* START *

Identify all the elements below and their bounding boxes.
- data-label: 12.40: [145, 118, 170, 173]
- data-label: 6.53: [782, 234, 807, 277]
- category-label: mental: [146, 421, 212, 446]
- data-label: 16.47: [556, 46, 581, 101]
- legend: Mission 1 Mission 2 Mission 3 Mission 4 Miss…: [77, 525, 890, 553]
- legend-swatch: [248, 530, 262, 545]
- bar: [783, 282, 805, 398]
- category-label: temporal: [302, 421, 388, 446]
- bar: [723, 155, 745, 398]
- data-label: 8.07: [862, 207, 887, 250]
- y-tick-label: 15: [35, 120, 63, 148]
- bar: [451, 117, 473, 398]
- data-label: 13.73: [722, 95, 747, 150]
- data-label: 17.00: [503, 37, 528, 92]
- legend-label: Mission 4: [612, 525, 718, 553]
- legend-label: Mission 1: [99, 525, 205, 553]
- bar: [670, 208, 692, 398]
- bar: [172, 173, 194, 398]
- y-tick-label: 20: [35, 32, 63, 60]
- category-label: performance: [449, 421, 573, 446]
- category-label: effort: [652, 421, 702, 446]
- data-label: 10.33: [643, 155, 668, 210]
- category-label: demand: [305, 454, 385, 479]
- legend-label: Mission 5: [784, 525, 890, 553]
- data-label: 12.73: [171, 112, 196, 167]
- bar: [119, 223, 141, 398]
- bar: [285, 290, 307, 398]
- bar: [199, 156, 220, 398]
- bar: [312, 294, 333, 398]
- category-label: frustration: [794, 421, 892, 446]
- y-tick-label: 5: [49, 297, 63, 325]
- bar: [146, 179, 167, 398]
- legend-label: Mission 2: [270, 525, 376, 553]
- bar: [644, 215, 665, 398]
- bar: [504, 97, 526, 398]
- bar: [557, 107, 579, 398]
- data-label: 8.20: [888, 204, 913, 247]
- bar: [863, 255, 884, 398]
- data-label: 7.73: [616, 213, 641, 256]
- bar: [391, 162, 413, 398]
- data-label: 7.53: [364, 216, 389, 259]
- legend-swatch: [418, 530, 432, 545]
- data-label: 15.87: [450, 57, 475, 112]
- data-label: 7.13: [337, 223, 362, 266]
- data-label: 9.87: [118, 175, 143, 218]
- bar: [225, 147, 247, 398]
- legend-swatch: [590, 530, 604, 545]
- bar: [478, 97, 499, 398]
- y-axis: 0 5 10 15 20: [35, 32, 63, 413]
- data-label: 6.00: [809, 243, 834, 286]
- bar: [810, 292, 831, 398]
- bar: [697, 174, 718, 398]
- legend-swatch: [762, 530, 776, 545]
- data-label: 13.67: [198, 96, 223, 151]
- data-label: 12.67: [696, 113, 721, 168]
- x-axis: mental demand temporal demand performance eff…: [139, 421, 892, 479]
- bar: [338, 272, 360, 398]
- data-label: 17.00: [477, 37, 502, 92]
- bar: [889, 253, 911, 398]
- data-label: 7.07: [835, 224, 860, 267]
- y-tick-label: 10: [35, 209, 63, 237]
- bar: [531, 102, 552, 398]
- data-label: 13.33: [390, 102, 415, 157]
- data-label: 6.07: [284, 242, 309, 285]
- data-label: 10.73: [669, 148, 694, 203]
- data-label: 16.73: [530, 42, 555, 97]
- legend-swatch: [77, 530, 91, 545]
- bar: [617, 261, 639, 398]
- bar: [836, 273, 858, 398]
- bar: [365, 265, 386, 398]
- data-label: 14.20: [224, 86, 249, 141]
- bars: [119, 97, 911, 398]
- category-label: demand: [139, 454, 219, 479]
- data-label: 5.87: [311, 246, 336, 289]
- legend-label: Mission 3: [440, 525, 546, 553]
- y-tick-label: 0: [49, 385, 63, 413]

* END *

## Problem requirements
Copy out each row above in full and in the same order, changing no character.

## Correct result
Identify all the elements below and their bounding boxes.
- data-label: 12.40: [145, 118, 170, 173]
- data-label: 6.53: [782, 234, 807, 277]
- category-label: mental: [146, 421, 212, 446]
- data-label: 16.47: [556, 46, 581, 101]
- legend: Mission 1 Mission 2 Mission 3 Mission 4 Miss…: [77, 525, 890, 553]
- legend-swatch: [248, 530, 262, 545]
- bar: [783, 282, 805, 398]
- category-label: temporal: [302, 421, 388, 446]
- bar: [723, 155, 745, 398]
- data-label: 8.07: [862, 207, 887, 250]
- y-tick-label: 15: [35, 120, 63, 148]
- bar: [451, 117, 473, 398]
- data-label: 13.73: [722, 95, 747, 150]
- data-label: 17.00: [503, 37, 528, 92]
- legend-label: Mission 4: [612, 525, 718, 553]
- legend-label: Mission 1: [99, 525, 205, 553]
- bar: [670, 208, 692, 398]
- bar: [172, 173, 194, 398]
- y-tick-label: 20: [35, 32, 63, 60]
- category-label: performance: [449, 421, 573, 446]
- category-label: effort: [652, 421, 702, 446]
- data-label: 10.33: [643, 155, 668, 210]
- category-label: demand: [305, 454, 385, 479]
- legend-label: Mission 5: [784, 525, 890, 553]
- data-label: 12.73: [171, 112, 196, 167]
- bar: [119, 223, 141, 398]
- bar: [285, 290, 307, 398]
- bar: [199, 156, 220, 398]
- bar: [312, 294, 333, 398]
- category-label: frustration: [794, 421, 892, 446]
- y-tick-label: 5: [49, 297, 63, 325]
- bar: [146, 179, 167, 398]
- legend-label: Mission 2: [270, 525, 376, 553]
- bar: [644, 215, 665, 398]
- bar: [504, 97, 526, 398]
- bar: [557, 107, 579, 398]
- data-label: 8.20: [888, 204, 913, 247]
- bar: [863, 255, 884, 398]
- data-label: 7.73: [616, 213, 641, 256]
- bar: [391, 162, 413, 398]
- data-label: 7.53: [364, 216, 389, 259]
- legend-swatch: [418, 530, 432, 545]
- data-label: 15.87: [450, 57, 475, 112]
- data-label: 7.13: [337, 223, 362, 266]
- data-label: 9.87: [118, 175, 143, 218]
- bar: [225, 147, 247, 398]
- legend-swatch: [590, 530, 604, 545]
- bar: [478, 97, 499, 398]
- y-axis: 0 5 10 15 20: [35, 32, 63, 413]
- data-label: 6.00: [809, 243, 834, 286]
- bar: [810, 292, 831, 398]
- bar: [697, 174, 718, 398]
- legend-swatch: [762, 530, 776, 545]
- data-label: 13.67: [198, 96, 223, 151]
- data-label: 12.67: [696, 113, 721, 168]
- x-axis: mental demand temporal demand performance eff…: [139, 421, 892, 479]
- bar: [338, 272, 360, 398]
- data-label: 17.00: [477, 37, 502, 92]
- bar: [889, 253, 911, 398]
- data-label: 7.07: [835, 224, 860, 267]
- y-tick-label: 10: [35, 209, 63, 237]
- bar: [531, 102, 552, 398]
- data-label: 13.33: [390, 102, 415, 157]
- data-label: 6.07: [284, 242, 309, 285]
- data-label: 10.73: [669, 148, 694, 203]
- data-label: 16.73: [530, 42, 555, 97]
- legend-swatch: [77, 530, 91, 545]
- bar: [617, 261, 639, 398]
- bar: [836, 273, 858, 398]
- bar: [365, 265, 386, 398]
- data-label: 14.20: [224, 86, 249, 141]
- bars: [119, 97, 911, 398]
- category-label: demand: [139, 454, 219, 479]
- data-label: 5.87: [311, 246, 336, 289]
- legend-label: Mission 3: [440, 525, 546, 553]
- y-tick-label: 0: [49, 385, 63, 413]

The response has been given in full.